REQUEST
Can you copy out the data exactly? Leave the images out.

SUPPLIED RECORDS
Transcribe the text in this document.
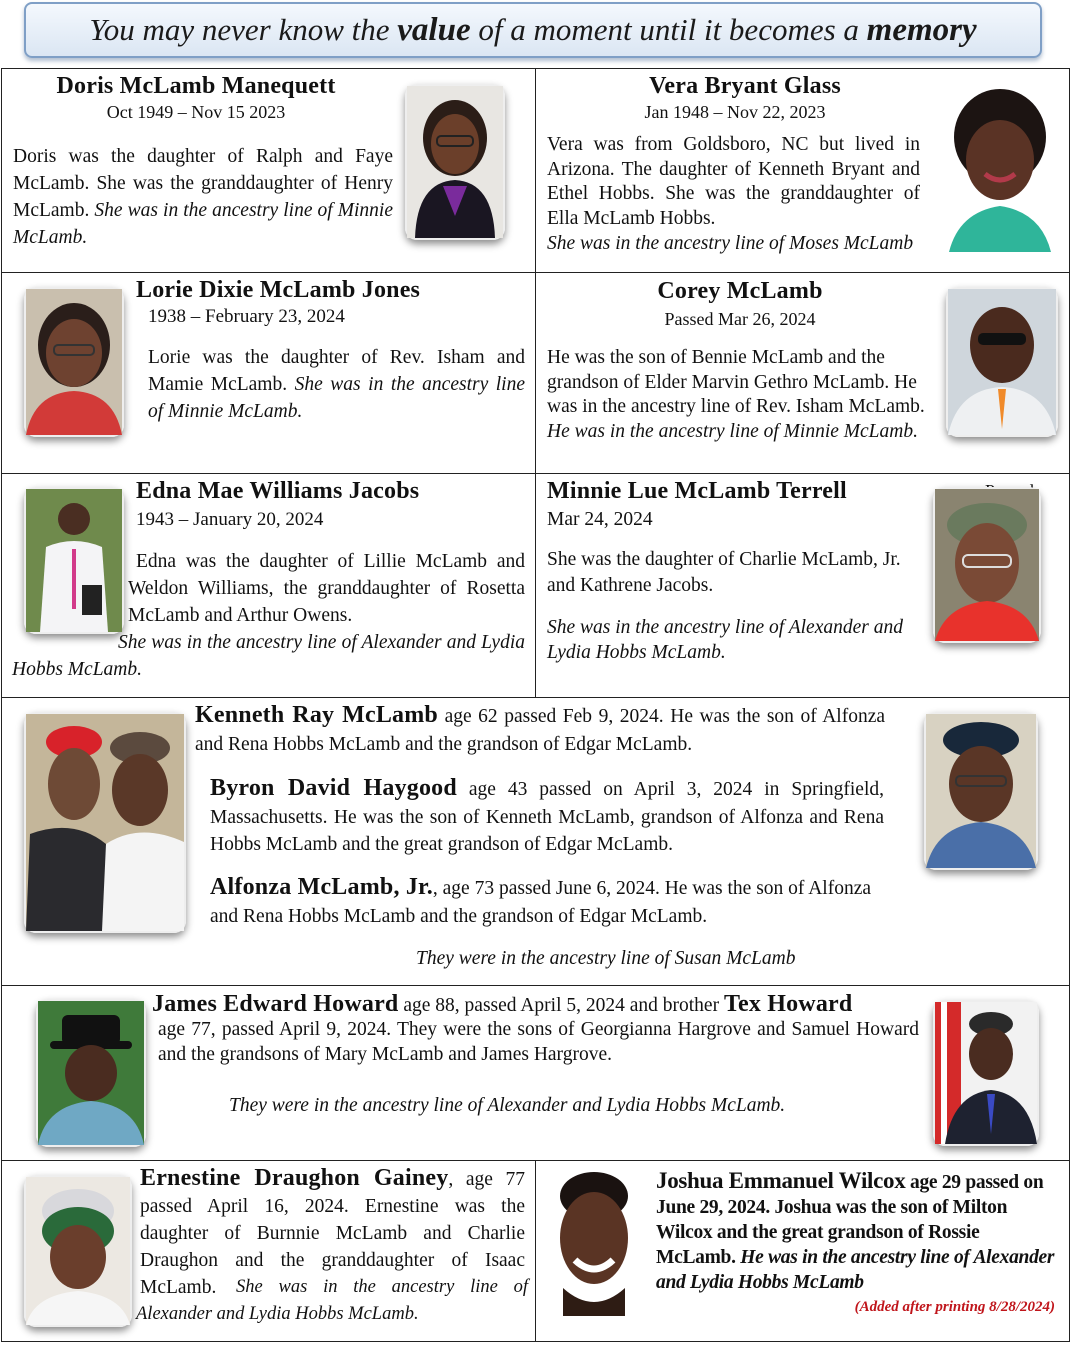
You may never know the
value
of a moment until it becomes a
memory
Doris McLamb Manequett
Oct 1949 – Nov 15 2023
Doris was the daughter of Ralph and Faye McLamb. She was the granddaughter of Henry McLamb. She was in the ancestry line of Minnie McLamb.
Vera Bryant Glass
Jan 1948 – Nov 22, 2023
Vera was from Goldsboro, NC but lived in Arizona. The daughter of Kenneth Bryant and Ethel Hobbs. She was the granddaughter of Ella McLamb Hobbs.
She was in the ancestry line of Moses McLamb
Lorie Dixie McLamb Jones
1938 – February 23, 2024
Lorie was the daughter of Rev. Isham and Mamie McLamb. She was in the ancestry line of Minnie McLamb.
Corey McLamb
Passed Mar 26, 2024
He was the son of Bennie McLamb and the grandson of Elder Marvin Gethro McLamb. He was in the ancestry line of Rev. Isham McLamb. He was in the ancestry line of Minnie McLamb.
Edna Mae Williams Jacobs
1943 – January 20, 2024
Edna was the daughter of Lillie McLamb and Weldon Williams, the granddaughter of Rosetta McLamb and Arthur Owens.
She was in the ancestry line of Alexander and Lydia Hobbs McLamb.
Minnie Lue McLamb Terrell
Mar 24, 2024
She was the daughter of Charlie McLamb, Jr. and Kathrene Jacobs.
She was in the ancestry line of Alexander and Lydia Hobbs McLamb.
Kenneth Ray McLamb age 62 passed Feb 9, 2024. He was the son of Alfonza and Rena Hobbs McLamb and the grandson of Edgar McLamb.
Byron David Haygood age 43 passed on April 3, 2024 in Springfield, Massachusetts. He was the son of Kenneth McLamb, grandson of Alfonza and Rena Hobbs McLamb and the great grandson of Edgar McLamb.
Alfonza McLamb, Jr., age 73 passed June 6, 2024. He was the son of Alfonza and Rena Hobbs McLamb and the grandson of Edgar McLamb.
They were in the ancestry line of Susan McLamb
James Edward Howard age 88, passed April 5, 2024 and brother Tex Howard
age 77, passed April 9, 2024. They were the sons of Georgianna Hargrove and Samuel Howard and the grandsons of Mary McLamb and James Hargrove.
They were in the ancestry line of Alexander and Lydia Hobbs McLamb.
Ernestine Draughon Gainey, age 77 passed April 16, 2024. Ernestine was the daughter of Burnnie McLamb and Charlie Draughon and the granddaughter of Isaac McLamb.	She was in the ancestry line of Alexander and Lydia Hobbs McLamb.
Joshua Emmanuel Wilcox age 29 passed on June 29, 2024. Joshua was the son of Milton Wilcox and the great grandson of Rossie McLamb. He was in the ancestry line of Alexander and Lydia Hobbs McLamb
(Added after printing 8/28/2024)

REPLY
Transcribe the text in this document.
You may never know the
value
of a moment until it becomes a
memory
Doris McLamb Manequett
Oct 1949 – Nov 15 2023
Doris was the daughter of Ralph and Faye McLamb. She was the granddaughter of Henry McLamb. She was in the ancestry line of Minnie McLamb.
Vera Bryant Glass
Jan 1948 – Nov 22, 2023
Vera was from Goldsboro, NC but lived in Arizona. The daughter of Kenneth Bryant and Ethel Hobbs. She was the granddaughter of Ella McLamb Hobbs.
She was in the ancestry line of Moses McLamb
Lorie Dixie McLamb Jones
1938 – February 23, 2024
Lorie was the daughter of Rev. Isham and Mamie McLamb. She was in the ancestry line of Minnie McLamb.
Corey McLamb
Passed Mar 26, 2024
He was the son of Bennie McLamb and the grandson of Elder Marvin Gethro McLamb. He was in the ancestry line of Rev. Isham McLamb. He was in the ancestry line of Minnie McLamb.
Edna Mae Williams Jacobs
1943 – January 20, 2024
Edna was the daughter of Lillie McLamb and Weldon Williams, the granddaughter of Rosetta McLamb and Arthur Owens.
She was in the ancestry line of Alexander and Lydia Hobbs McLamb.
Minnie Lue McLamb Terrell
Mar 24, 2024
She was the daughter of Charlie McLamb, Jr. and Kathrene Jacobs.
She was in the ancestry line of Alexander and Lydia Hobbs McLamb.
Kenneth Ray McLamb age 62 passed Feb 9, 2024. He was the son of Alfonza and Rena Hobbs McLamb and the grandson of Edgar McLamb.
Byron David Haygood age 43 passed on April 3, 2024 in Springfield, Massachusetts. He was the son of Kenneth McLamb, grandson of Alfonza and Rena Hobbs McLamb and the great grandson of Edgar McLamb.
Alfonza McLamb, Jr., age 73 passed June 6, 2024. He was the son of Alfonza and Rena Hobbs McLamb and the grandson of Edgar McLamb.
They were in the ancestry line of Susan McLamb
James Edward Howard age 88, passed April 5, 2024 and brother Tex Howard
age 77, passed April 9, 2024. They were the sons of Georgianna Hargrove and Samuel Howard and the grandsons of Mary McLamb and James Hargrove.
They were in the ancestry line of Alexander and Lydia Hobbs McLamb.
Ernestine Draughon Gainey, age 77 passed April 16, 2024. Ernestine was the daughter of Burnnie McLamb and Charlie Draughon and the granddaughter of Isaac McLamb.	She was in the ancestry line of Alexander and Lydia Hobbs McLamb.
Joshua Emmanuel Wilcox age 29 passed on June 29, 2024. Joshua was the son of Milton Wilcox and the great grandson of Rossie McLamb. He was in the ancestry line of Alexander and Lydia Hobbs McLamb
(Added after printing 8/28/2024)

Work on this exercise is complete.